> **Task**
Reproduce every entry exactly as shown.

Excerpt from a dataset
▼

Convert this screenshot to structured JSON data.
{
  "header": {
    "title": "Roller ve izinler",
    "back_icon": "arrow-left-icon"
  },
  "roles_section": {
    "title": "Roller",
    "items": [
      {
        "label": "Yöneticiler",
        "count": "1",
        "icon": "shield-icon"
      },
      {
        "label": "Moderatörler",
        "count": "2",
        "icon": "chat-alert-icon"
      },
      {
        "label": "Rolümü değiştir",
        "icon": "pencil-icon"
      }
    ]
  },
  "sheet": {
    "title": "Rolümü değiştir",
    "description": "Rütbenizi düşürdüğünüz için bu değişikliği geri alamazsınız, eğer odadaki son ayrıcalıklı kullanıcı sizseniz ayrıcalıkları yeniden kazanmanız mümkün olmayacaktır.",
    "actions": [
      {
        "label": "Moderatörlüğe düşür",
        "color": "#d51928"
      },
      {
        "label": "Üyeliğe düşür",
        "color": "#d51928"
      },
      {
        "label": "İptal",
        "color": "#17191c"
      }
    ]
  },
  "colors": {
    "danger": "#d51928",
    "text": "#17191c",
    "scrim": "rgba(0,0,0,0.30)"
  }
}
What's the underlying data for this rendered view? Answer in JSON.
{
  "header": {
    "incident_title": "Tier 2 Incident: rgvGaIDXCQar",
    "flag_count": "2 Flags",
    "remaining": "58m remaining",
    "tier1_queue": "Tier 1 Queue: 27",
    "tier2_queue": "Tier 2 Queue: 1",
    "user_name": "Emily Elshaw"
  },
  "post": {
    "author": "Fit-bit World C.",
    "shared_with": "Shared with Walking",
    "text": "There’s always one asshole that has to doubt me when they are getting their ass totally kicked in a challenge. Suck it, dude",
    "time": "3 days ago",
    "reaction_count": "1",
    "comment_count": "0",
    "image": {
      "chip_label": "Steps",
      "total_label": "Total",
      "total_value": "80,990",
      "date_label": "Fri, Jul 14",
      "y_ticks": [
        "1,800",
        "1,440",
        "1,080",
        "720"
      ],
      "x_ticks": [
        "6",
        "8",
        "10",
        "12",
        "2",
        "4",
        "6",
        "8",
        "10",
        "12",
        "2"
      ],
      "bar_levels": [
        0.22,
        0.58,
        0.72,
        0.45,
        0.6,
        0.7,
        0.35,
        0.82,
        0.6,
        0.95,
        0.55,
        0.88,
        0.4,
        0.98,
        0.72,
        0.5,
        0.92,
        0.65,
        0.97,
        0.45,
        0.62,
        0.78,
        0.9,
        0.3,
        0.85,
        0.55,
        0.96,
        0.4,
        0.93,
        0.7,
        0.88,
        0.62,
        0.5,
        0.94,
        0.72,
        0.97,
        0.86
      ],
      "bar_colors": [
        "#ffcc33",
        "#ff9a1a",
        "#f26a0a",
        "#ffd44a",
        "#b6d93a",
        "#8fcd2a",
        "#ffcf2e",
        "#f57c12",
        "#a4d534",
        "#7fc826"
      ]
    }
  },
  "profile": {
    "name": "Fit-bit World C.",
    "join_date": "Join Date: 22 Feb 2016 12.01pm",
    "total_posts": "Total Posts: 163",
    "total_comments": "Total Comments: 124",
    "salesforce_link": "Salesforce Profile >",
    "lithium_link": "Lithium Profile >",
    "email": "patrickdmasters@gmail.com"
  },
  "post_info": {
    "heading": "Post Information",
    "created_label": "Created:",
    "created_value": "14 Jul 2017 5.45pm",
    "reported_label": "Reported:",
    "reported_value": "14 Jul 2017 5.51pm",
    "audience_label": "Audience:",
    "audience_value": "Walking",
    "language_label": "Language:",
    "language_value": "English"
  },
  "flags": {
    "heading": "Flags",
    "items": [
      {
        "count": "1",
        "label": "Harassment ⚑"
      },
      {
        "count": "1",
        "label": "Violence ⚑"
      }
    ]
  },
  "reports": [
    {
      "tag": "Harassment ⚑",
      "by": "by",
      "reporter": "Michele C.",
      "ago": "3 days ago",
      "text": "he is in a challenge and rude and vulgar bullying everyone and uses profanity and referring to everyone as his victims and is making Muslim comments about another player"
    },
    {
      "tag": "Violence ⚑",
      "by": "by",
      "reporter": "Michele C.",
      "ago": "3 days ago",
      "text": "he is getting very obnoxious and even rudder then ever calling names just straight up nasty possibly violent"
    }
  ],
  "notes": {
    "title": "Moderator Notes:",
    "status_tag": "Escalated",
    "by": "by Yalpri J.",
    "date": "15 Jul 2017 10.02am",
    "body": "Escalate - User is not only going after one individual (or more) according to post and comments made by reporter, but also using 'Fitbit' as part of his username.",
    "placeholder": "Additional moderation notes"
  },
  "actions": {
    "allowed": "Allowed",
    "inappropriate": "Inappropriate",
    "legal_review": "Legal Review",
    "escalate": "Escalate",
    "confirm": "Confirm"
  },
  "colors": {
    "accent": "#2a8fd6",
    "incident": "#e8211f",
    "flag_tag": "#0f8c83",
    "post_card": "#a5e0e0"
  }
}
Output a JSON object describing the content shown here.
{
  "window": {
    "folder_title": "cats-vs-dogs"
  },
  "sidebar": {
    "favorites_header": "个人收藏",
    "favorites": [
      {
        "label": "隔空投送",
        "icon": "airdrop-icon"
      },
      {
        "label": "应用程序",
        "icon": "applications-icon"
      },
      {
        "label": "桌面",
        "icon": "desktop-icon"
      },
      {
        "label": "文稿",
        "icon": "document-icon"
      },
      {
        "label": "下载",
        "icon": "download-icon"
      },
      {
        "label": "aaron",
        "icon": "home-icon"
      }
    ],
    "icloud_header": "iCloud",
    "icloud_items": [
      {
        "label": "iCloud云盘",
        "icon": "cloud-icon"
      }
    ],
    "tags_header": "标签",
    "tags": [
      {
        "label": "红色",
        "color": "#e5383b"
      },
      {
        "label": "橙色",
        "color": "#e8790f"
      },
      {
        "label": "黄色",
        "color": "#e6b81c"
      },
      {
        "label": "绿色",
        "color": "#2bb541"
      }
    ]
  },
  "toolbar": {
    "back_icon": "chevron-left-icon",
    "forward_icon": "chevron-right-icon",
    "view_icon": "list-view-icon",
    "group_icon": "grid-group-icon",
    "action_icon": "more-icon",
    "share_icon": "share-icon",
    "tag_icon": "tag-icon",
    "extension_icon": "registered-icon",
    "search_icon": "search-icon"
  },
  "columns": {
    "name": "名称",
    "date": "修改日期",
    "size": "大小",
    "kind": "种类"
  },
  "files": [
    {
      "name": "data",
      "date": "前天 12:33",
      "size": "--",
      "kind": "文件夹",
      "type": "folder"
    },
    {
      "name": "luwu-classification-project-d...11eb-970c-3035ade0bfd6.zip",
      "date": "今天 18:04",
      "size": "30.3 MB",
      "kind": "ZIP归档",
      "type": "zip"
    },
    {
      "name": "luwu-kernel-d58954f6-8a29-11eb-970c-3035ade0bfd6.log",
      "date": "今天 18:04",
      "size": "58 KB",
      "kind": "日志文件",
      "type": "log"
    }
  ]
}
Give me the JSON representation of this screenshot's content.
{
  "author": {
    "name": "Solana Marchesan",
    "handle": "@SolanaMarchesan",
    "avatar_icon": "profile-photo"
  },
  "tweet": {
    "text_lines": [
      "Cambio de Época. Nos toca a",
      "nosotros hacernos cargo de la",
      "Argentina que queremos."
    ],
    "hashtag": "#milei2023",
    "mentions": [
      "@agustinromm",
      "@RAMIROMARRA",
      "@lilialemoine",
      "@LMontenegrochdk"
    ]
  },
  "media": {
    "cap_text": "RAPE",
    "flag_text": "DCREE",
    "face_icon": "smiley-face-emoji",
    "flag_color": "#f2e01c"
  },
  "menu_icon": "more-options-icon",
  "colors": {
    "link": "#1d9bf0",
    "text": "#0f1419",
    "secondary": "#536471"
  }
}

▲

> **Task answer**
Convert this screenshot to structured JSON data.
{
  "header": {
    "title": "Roller ve izinler",
    "back_icon": "arrow-left-icon"
  },
  "roles_section": {
    "title": "Roller",
    "items": [
      {
        "label": "Yöneticiler",
        "count": "1",
        "icon": "shield-icon"
      },
      {
        "label": "Moderatörler",
        "count": "2",
        "icon": "chat-alert-icon"
      },
      {
        "label": "Rolümü değiştir",
        "icon": "pencil-icon"
      }
    ]
  },
  "sheet": {
    "title": "Rolümü değiştir",
    "description": "Rütbenizi düşürdüğünüz için bu değişikliği geri alamazsınız, eğer odadaki son ayrıcalıklı kullanıcı sizseniz ayrıcalıkları yeniden kazanmanız mümkün olmayacaktır.",
    "actions": [
      {
        "label": "Moderatörlüğe düşür",
        "color": "#d51928"
      },
      {
        "label": "Üyeliğe düşür",
        "color": "#d51928"
      },
      {
        "label": "İptal",
        "color": "#17191c"
      }
    ]
  },
  "colors": {
    "danger": "#d51928",
    "text": "#17191c",
    "scrim": "rgba(0,0,0,0.30)"
  }
}
What's the underlying data for this rendered view? Answer in JSON.
{
  "header": {
    "incident_title": "Tier 2 Incident: rgvGaIDXCQar",
    "flag_count": "2 Flags",
    "remaining": "58m remaining",
    "tier1_queue": "Tier 1 Queue: 27",
    "tier2_queue": "Tier 2 Queue: 1",
    "user_name": "Emily Elshaw"
  },
  "post": {
    "author": "Fit-bit World C.",
    "shared_with": "Shared with Walking",
    "text": "There’s always one asshole that has to doubt me when they are getting their ass totally kicked in a challenge. Suck it, dude",
    "time": "3 days ago",
    "reaction_count": "1",
    "comment_count": "0",
    "image": {
      "chip_label": "Steps",
      "total_label": "Total",
      "total_value": "80,990",
      "date_label": "Fri, Jul 14",
      "y_ticks": [
        "1,800",
        "1,440",
        "1,080",
        "720"
      ],
      "x_ticks": [
        "6",
        "8",
        "10",
        "12",
        "2",
        "4",
        "6",
        "8",
        "10",
        "12",
        "2"
      ],
      "bar_levels": [
        0.22,
        0.58,
        0.72,
        0.45,
        0.6,
        0.7,
        0.35,
        0.82,
        0.6,
        0.95,
        0.55,
        0.88,
        0.4,
        0.98,
        0.72,
        0.5,
        0.92,
        0.65,
        0.97,
        0.45,
        0.62,
        0.78,
        0.9,
        0.3,
        0.85,
        0.55,
        0.96,
        0.4,
        0.93,
        0.7,
        0.88,
        0.62,
        0.5,
        0.94,
        0.72,
        0.97,
        0.86
      ],
      "bar_colors": [
        "#ffcc33",
        "#ff9a1a",
        "#f26a0a",
        "#ffd44a",
        "#b6d93a",
        "#8fcd2a",
        "#ffcf2e",
        "#f57c12",
        "#a4d534",
        "#7fc826"
      ]
    }
  },
  "profile": {
    "name": "Fit-bit World C.",
    "join_date": "Join Date: 22 Feb 2016 12.01pm",
    "total_posts": "Total Posts: 163",
    "total_comments": "Total Comments: 124",
    "salesforce_link": "Salesforce Profile >",
    "lithium_link": "Lithium Profile >",
    "email": "patrickdmasters@gmail.com"
  },
  "post_info": {
    "heading": "Post Information",
    "created_label": "Created:",
    "created_value": "14 Jul 2017 5.45pm",
    "reported_label": "Reported:",
    "reported_value": "14 Jul 2017 5.51pm",
    "audience_label": "Audience:",
    "audience_value": "Walking",
    "language_label": "Language:",
    "language_value": "English"
  },
  "flags": {
    "heading": "Flags",
    "items": [
      {
        "count": "1",
        "label": "Harassment ⚑"
      },
      {
        "count": "1",
        "label": "Violence ⚑"
      }
    ]
  },
  "reports": [
    {
      "tag": "Harassment ⚑",
      "by": "by",
      "reporter": "Michele C.",
      "ago": "3 days ago",
      "text": "he is in a challenge and rude and vulgar bullying everyone and uses profanity and referring to everyone as his victims and is making Muslim comments about another player"
    },
    {
      "tag": "Violence ⚑",
      "by": "by",
      "reporter": "Michele C.",
      "ago": "3 days ago",
      "text": "he is getting very obnoxious and even rudder then ever calling names just straight up nasty possibly violent"
    }
  ],
  "notes": {
    "title": "Moderator Notes:",
    "status_tag": "Escalated",
    "by": "by Yalpri J.",
    "date": "15 Jul 2017 10.02am",
    "body": "Escalate - User is not only going after one individual (or more) according to post and comments made by reporter, but also using 'Fitbit' as part of his username.",
    "placeholder": "Additional moderation notes"
  },
  "actions": {
    "allowed": "Allowed",
    "inappropriate": "Inappropriate",
    "legal_review": "Legal Review",
    "escalate": "Escalate",
    "confirm": "Confirm"
  },
  "colors": {
    "accent": "#2a8fd6",
    "incident": "#e8211f",
    "flag_tag": "#0f8c83",
    "post_card": "#a5e0e0"
  }
}
Output a JSON object describing the content shown here.
{
  "window": {
    "folder_title": "cats-vs-dogs"
  },
  "sidebar": {
    "favorites_header": "个人收藏",
    "favorites": [
      {
        "label": "隔空投送",
        "icon": "airdrop-icon"
      },
      {
        "label": "应用程序",
        "icon": "applications-icon"
      },
      {
        "label": "桌面",
        "icon": "desktop-icon"
      },
      {
        "label": "文稿",
        "icon": "document-icon"
      },
      {
        "label": "下载",
        "icon": "download-icon"
      },
      {
        "label": "aaron",
        "icon": "home-icon"
      }
    ],
    "icloud_header": "iCloud",
    "icloud_items": [
      {
        "label": "iCloud云盘",
        "icon": "cloud-icon"
      }
    ],
    "tags_header": "标签",
    "tags": [
      {
        "label": "红色",
        "color": "#e5383b"
      },
      {
        "label": "橙色",
        "color": "#e8790f"
      },
      {
        "label": "黄色",
        "color": "#e6b81c"
      },
      {
        "label": "绿色",
        "color": "#2bb541"
      }
    ]
  },
  "toolbar": {
    "back_icon": "chevron-left-icon",
    "forward_icon": "chevron-right-icon",
    "view_icon": "list-view-icon",
    "group_icon": "grid-group-icon",
    "action_icon": "more-icon",
    "share_icon": "share-icon",
    "tag_icon": "tag-icon",
    "extension_icon": "registered-icon",
    "search_icon": "search-icon"
  },
  "columns": {
    "name": "名称",
    "date": "修改日期",
    "size": "大小",
    "kind": "种类"
  },
  "files": [
    {
      "name": "data",
      "date": "前天 12:33",
      "size": "--",
      "kind": "文件夹",
      "type": "folder"
    },
    {
      "name": "luwu-classification-project-d...11eb-970c-3035ade0bfd6.zip",
      "date": "今天 18:04",
      "size": "30.3 MB",
      "kind": "ZIP归档",
      "type": "zip"
    },
    {
      "name": "luwu-kernel-d58954f6-8a29-11eb-970c-3035ade0bfd6.log",
      "date": "今天 18:04",
      "size": "58 KB",
      "kind": "日志文件",
      "type": "log"
    }
  ]
}
Give me the JSON representation of this screenshot's content.
{
  "author": {
    "name": "Solana Marchesan",
    "handle": "@SolanaMarchesan",
    "avatar_icon": "profile-photo"
  },
  "tweet": {
    "text_lines": [
      "Cambio de Época. Nos toca a",
      "nosotros hacernos cargo de la",
      "Argentina que queremos."
    ],
    "hashtag": "#milei2023",
    "mentions": [
      "@agustinromm",
      "@RAMIROMARRA",
      "@lilialemoine",
      "@LMontenegrochdk"
    ]
  },
  "media": {
    "cap_text": "RAPE",
    "flag_text": "DCREE",
    "face_icon": "smiley-face-emoji",
    "flag_color": "#f2e01c"
  },
  "menu_icon": "more-options-icon",
  "colors": {
    "link": "#1d9bf0",
    "text": "#0f1419",
    "secondary": "#536471"
  }
}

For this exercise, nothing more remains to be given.